## LISTED RECORDS
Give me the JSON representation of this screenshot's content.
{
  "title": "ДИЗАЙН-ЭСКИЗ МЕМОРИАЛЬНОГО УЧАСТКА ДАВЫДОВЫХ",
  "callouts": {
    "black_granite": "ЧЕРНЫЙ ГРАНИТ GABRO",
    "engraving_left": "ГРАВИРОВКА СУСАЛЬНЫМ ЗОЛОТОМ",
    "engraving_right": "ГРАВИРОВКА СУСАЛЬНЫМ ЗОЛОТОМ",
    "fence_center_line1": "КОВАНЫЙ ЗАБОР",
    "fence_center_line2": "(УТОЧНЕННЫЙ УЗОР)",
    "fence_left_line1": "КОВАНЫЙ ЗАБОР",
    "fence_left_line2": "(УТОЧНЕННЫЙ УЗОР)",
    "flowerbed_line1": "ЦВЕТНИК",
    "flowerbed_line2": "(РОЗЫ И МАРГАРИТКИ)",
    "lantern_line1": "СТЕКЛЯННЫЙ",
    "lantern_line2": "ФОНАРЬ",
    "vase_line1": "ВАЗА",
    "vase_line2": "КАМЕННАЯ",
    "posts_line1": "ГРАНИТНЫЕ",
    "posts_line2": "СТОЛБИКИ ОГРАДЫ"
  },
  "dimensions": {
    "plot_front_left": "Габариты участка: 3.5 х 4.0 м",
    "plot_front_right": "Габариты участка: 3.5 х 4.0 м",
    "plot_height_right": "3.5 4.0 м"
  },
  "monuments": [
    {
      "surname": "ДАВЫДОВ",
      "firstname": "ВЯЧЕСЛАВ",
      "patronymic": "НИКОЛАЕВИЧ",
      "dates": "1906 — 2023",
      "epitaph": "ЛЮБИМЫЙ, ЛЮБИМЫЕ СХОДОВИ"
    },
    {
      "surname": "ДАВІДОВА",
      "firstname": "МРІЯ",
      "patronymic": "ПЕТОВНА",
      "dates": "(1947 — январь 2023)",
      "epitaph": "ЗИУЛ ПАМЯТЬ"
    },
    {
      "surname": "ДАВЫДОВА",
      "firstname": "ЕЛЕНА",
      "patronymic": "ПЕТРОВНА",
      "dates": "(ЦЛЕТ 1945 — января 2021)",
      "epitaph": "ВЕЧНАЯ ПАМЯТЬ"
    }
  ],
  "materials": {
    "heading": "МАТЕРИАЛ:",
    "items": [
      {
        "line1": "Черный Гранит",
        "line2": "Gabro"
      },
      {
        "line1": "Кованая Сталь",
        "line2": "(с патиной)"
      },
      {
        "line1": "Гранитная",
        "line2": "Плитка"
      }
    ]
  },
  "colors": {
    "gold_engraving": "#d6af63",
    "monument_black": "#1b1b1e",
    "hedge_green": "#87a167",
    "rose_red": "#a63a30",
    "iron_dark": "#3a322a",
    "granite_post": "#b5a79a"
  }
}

## STATED TASK
Print the whole listing again, exactly.

## TASK OUTPUT
Give me the JSON representation of this screenshot's content.
{
  "title": "ДИЗАЙН-ЭСКИЗ МЕМОРИАЛЬНОГО УЧАСТКА ДАВЫДОВЫХ",
  "callouts": {
    "black_granite": "ЧЕРНЫЙ ГРАНИТ GABRO",
    "engraving_left": "ГРАВИРОВКА СУСАЛЬНЫМ ЗОЛОТОМ",
    "engraving_right": "ГРАВИРОВКА СУСАЛЬНЫМ ЗОЛОТОМ",
    "fence_center_line1": "КОВАНЫЙ ЗАБОР",
    "fence_center_line2": "(УТОЧНЕННЫЙ УЗОР)",
    "fence_left_line1": "КОВАНЫЙ ЗАБОР",
    "fence_left_line2": "(УТОЧНЕННЫЙ УЗОР)",
    "flowerbed_line1": "ЦВЕТНИК",
    "flowerbed_line2": "(РОЗЫ И МАРГАРИТКИ)",
    "lantern_line1": "СТЕКЛЯННЫЙ",
    "lantern_line2": "ФОНАРЬ",
    "vase_line1": "ВАЗА",
    "vase_line2": "КАМЕННАЯ",
    "posts_line1": "ГРАНИТНЫЕ",
    "posts_line2": "СТОЛБИКИ ОГРАДЫ"
  },
  "dimensions": {
    "plot_front_left": "Габариты участка: 3.5 х 4.0 м",
    "plot_front_right": "Габариты участка: 3.5 х 4.0 м",
    "plot_height_right": "3.5 4.0 м"
  },
  "monuments": [
    {
      "surname": "ДАВЫДОВ",
      "firstname": "ВЯЧЕСЛАВ",
      "patronymic": "НИКОЛАЕВИЧ",
      "dates": "1906 — 2023",
      "epitaph": "ЛЮБИМЫЙ, ЛЮБИМЫЕ СХОДОВИ"
    },
    {
      "surname": "ДАВІДОВА",
      "firstname": "МРІЯ",
      "patronymic": "ПЕТОВНА",
      "dates": "(1947 — январь 2023)",
      "epitaph": "ЗИУЛ ПАМЯТЬ"
    },
    {
      "surname": "ДАВЫДОВА",
      "firstname": "ЕЛЕНА",
      "patronymic": "ПЕТРОВНА",
      "dates": "(ЦЛЕТ 1945 — января 2021)",
      "epitaph": "ВЕЧНАЯ ПАМЯТЬ"
    }
  ],
  "materials": {
    "heading": "МАТЕРИАЛ:",
    "items": [
      {
        "line1": "Черный Гранит",
        "line2": "Gabro"
      },
      {
        "line1": "Кованая Сталь",
        "line2": "(с патиной)"
      },
      {
        "line1": "Гранитная",
        "line2": "Плитка"
      }
    ]
  },
  "colors": {
    "gold_engraving": "#d6af63",
    "monument_black": "#1b1b1e",
    "hedge_green": "#87a167",
    "rose_red": "#a63a30",
    "iron_dark": "#3a322a",
    "granite_post": "#b5a79a"
  }
}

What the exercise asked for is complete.